#### ENTRIES
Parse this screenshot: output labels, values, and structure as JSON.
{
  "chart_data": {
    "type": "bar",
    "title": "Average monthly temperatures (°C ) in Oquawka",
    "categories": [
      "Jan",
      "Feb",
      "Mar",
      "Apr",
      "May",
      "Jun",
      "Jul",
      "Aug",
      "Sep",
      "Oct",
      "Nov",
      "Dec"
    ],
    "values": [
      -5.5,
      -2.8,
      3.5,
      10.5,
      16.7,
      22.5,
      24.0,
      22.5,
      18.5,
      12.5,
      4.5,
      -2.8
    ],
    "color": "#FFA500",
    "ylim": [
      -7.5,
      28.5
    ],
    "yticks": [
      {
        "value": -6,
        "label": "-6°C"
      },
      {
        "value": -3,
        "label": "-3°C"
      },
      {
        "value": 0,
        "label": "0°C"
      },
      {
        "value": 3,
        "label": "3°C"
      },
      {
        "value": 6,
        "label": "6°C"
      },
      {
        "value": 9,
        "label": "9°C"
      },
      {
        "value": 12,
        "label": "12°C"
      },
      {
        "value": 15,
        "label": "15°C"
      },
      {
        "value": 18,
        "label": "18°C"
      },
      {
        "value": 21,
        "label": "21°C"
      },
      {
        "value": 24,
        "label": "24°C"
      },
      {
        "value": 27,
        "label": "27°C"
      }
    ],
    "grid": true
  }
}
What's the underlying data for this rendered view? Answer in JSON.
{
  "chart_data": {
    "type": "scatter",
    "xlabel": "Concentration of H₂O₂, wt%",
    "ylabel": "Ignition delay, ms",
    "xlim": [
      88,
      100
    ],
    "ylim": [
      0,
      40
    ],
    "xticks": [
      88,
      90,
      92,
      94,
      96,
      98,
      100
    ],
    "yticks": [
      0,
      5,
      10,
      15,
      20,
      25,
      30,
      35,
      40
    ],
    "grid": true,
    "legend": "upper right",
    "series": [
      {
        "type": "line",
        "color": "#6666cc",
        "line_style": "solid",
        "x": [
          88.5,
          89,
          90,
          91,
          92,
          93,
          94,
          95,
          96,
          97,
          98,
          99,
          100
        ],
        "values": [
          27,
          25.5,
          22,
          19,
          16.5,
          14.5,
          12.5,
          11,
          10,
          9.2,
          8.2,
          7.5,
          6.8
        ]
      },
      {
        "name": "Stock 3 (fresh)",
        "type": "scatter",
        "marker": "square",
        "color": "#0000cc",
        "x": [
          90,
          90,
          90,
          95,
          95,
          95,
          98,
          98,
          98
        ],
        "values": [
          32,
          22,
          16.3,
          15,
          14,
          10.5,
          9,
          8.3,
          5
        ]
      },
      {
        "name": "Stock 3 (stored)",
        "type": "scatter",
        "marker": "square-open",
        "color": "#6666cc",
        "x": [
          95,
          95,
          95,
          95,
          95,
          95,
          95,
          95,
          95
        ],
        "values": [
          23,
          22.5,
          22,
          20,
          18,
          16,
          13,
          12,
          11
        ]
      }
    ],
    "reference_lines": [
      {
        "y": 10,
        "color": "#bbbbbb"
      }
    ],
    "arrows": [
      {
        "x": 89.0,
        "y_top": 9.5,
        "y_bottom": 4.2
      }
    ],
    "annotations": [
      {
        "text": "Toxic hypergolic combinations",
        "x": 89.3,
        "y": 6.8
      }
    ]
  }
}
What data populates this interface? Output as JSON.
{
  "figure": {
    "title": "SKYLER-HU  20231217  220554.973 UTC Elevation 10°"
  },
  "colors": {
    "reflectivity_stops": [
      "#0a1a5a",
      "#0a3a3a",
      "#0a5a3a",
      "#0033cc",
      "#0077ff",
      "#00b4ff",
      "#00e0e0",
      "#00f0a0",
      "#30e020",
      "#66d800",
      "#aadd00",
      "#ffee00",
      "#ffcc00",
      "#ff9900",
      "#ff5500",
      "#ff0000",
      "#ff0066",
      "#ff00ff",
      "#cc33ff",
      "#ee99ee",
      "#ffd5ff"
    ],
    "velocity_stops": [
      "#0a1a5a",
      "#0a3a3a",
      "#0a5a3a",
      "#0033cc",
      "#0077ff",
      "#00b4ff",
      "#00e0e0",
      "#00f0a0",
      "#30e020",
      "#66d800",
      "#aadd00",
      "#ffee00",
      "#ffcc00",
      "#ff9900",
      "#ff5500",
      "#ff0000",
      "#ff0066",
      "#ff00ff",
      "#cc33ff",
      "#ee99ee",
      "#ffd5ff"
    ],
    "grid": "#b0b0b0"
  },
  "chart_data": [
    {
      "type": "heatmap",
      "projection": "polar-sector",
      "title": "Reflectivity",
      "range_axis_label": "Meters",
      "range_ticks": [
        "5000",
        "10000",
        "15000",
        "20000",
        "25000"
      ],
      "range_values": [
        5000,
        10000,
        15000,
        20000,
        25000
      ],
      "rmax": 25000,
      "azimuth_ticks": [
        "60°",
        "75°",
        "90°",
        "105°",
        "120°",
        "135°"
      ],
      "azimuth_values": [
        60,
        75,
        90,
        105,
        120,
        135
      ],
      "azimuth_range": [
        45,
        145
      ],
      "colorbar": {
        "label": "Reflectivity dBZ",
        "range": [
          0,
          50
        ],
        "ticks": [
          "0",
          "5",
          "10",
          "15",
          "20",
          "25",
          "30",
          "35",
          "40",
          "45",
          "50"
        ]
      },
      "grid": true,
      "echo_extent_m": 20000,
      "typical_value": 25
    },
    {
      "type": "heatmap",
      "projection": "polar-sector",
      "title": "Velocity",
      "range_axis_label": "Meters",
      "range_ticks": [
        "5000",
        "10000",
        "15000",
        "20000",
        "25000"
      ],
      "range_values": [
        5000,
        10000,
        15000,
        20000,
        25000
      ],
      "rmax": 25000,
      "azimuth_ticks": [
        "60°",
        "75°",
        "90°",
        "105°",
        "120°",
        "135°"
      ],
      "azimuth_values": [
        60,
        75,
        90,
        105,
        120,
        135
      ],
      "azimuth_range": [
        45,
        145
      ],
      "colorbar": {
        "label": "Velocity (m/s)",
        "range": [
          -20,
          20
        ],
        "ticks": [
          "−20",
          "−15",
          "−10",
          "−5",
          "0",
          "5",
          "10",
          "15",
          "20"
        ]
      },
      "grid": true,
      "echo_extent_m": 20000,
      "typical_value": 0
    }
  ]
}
########
* SET TASK:
Repeat every record, exactly as written.

* ANSWER IN FULL:
Parse this screenshot: output labels, values, and structure as JSON.
{
  "chart_data": {
    "type": "bar",
    "title": "Average monthly temperatures (°C ) in Oquawka",
    "categories": [
      "Jan",
      "Feb",
      "Mar",
      "Apr",
      "May",
      "Jun",
      "Jul",
      "Aug",
      "Sep",
      "Oct",
      "Nov",
      "Dec"
    ],
    "values": [
      -5.5,
      -2.8,
      3.5,
      10.5,
      16.7,
      22.5,
      24.0,
      22.5,
      18.5,
      12.5,
      4.5,
      -2.8
    ],
    "color": "#FFA500",
    "ylim": [
      -7.5,
      28.5
    ],
    "yticks": [
      {
        "value": -6,
        "label": "-6°C"
      },
      {
        "value": -3,
        "label": "-3°C"
      },
      {
        "value": 0,
        "label": "0°C"
      },
      {
        "value": 3,
        "label": "3°C"
      },
      {
        "value": 6,
        "label": "6°C"
      },
      {
        "value": 9,
        "label": "9°C"
      },
      {
        "value": 12,
        "label": "12°C"
      },
      {
        "value": 15,
        "label": "15°C"
      },
      {
        "value": 18,
        "label": "18°C"
      },
      {
        "value": 21,
        "label": "21°C"
      },
      {
        "value": 24,
        "label": "24°C"
      },
      {
        "value": 27,
        "label": "27°C"
      }
    ],
    "grid": true
  }
}
What's the underlying data for this rendered view? Answer in JSON.
{
  "chart_data": {
    "type": "scatter",
    "xlabel": "Concentration of H₂O₂, wt%",
    "ylabel": "Ignition delay, ms",
    "xlim": [
      88,
      100
    ],
    "ylim": [
      0,
      40
    ],
    "xticks": [
      88,
      90,
      92,
      94,
      96,
      98,
      100
    ],
    "yticks": [
      0,
      5,
      10,
      15,
      20,
      25,
      30,
      35,
      40
    ],
    "grid": true,
    "legend": "upper right",
    "series": [
      {
        "type": "line",
        "color": "#6666cc",
        "line_style": "solid",
        "x": [
          88.5,
          89,
          90,
          91,
          92,
          93,
          94,
          95,
          96,
          97,
          98,
          99,
          100
        ],
        "values": [
          27,
          25.5,
          22,
          19,
          16.5,
          14.5,
          12.5,
          11,
          10,
          9.2,
          8.2,
          7.5,
          6.8
        ]
      },
      {
        "name": "Stock 3 (fresh)",
        "type": "scatter",
        "marker": "square",
        "color": "#0000cc",
        "x": [
          90,
          90,
          90,
          95,
          95,
          95,
          98,
          98,
          98
        ],
        "values": [
          32,
          22,
          16.3,
          15,
          14,
          10.5,
          9,
          8.3,
          5
        ]
      },
      {
        "name": "Stock 3 (stored)",
        "type": "scatter",
        "marker": "square-open",
        "color": "#6666cc",
        "x": [
          95,
          95,
          95,
          95,
          95,
          95,
          95,
          95,
          95
        ],
        "values": [
          23,
          22.5,
          22,
          20,
          18,
          16,
          13,
          12,
          11
        ]
      }
    ],
    "reference_lines": [
      {
        "y": 10,
        "color": "#bbbbbb"
      }
    ],
    "arrows": [
      {
        "x": 89.0,
        "y_top": 9.5,
        "y_bottom": 4.2
      }
    ],
    "annotations": [
      {
        "text": "Toxic hypergolic combinations",
        "x": 89.3,
        "y": 6.8
      }
    ]
  }
}
What data populates this interface? Output as JSON.
{
  "figure": {
    "title": "SKYLER-HU  20231217  220554.973 UTC Elevation 10°"
  },
  "colors": {
    "reflectivity_stops": [
      "#0a1a5a",
      "#0a3a3a",
      "#0a5a3a",
      "#0033cc",
      "#0077ff",
      "#00b4ff",
      "#00e0e0",
      "#00f0a0",
      "#30e020",
      "#66d800",
      "#aadd00",
      "#ffee00",
      "#ffcc00",
      "#ff9900",
      "#ff5500",
      "#ff0000",
      "#ff0066",
      "#ff00ff",
      "#cc33ff",
      "#ee99ee",
      "#ffd5ff"
    ],
    "velocity_stops": [
      "#0a1a5a",
      "#0a3a3a",
      "#0a5a3a",
      "#0033cc",
      "#0077ff",
      "#00b4ff",
      "#00e0e0",
      "#00f0a0",
      "#30e020",
      "#66d800",
      "#aadd00",
      "#ffee00",
      "#ffcc00",
      "#ff9900",
      "#ff5500",
      "#ff0000",
      "#ff0066",
      "#ff00ff",
      "#cc33ff",
      "#ee99ee",
      "#ffd5ff"
    ],
    "grid": "#b0b0b0"
  },
  "chart_data": [
    {
      "type": "heatmap",
      "projection": "polar-sector",
      "title": "Reflectivity",
      "range_axis_label": "Meters",
      "range_ticks": [
        "5000",
        "10000",
        "15000",
        "20000",
        "25000"
      ],
      "range_values": [
        5000,
        10000,
        15000,
        20000,
        25000
      ],
      "rmax": 25000,
      "azimuth_ticks": [
        "60°",
        "75°",
        "90°",
        "105°",
        "120°",
        "135°"
      ],
      "azimuth_values": [
        60,
        75,
        90,
        105,
        120,
        135
      ],
      "azimuth_range": [
        45,
        145
      ],
      "colorbar": {
        "label": "Reflectivity dBZ",
        "range": [
          0,
          50
        ],
        "ticks": [
          "0",
          "5",
          "10",
          "15",
          "20",
          "25",
          "30",
          "35",
          "40",
          "45",
          "50"
        ]
      },
      "grid": true,
      "echo_extent_m": 20000,
      "typical_value": 25
    },
    {
      "type": "heatmap",
      "projection": "polar-sector",
      "title": "Velocity",
      "range_axis_label": "Meters",
      "range_ticks": [
        "5000",
        "10000",
        "15000",
        "20000",
        "25000"
      ],
      "range_values": [
        5000,
        10000,
        15000,
        20000,
        25000
      ],
      "rmax": 25000,
      "azimuth_ticks": [
        "60°",
        "75°",
        "90°",
        "105°",
        "120°",
        "135°"
      ],
      "azimuth_values": [
        60,
        75,
        90,
        105,
        120,
        135
      ],
      "azimuth_range": [
        45,
        145
      ],
      "colorbar": {
        "label": "Velocity (m/s)",
        "range": [
          -20,
          20
        ],
        "ticks": [
          "−20",
          "−15",
          "−10",
          "−5",
          "0",
          "5",
          "10",
          "15",
          "20"
        ]
      },
      "grid": true,
      "echo_extent_m": 20000,
      "typical_value": 0
    }
  ]
}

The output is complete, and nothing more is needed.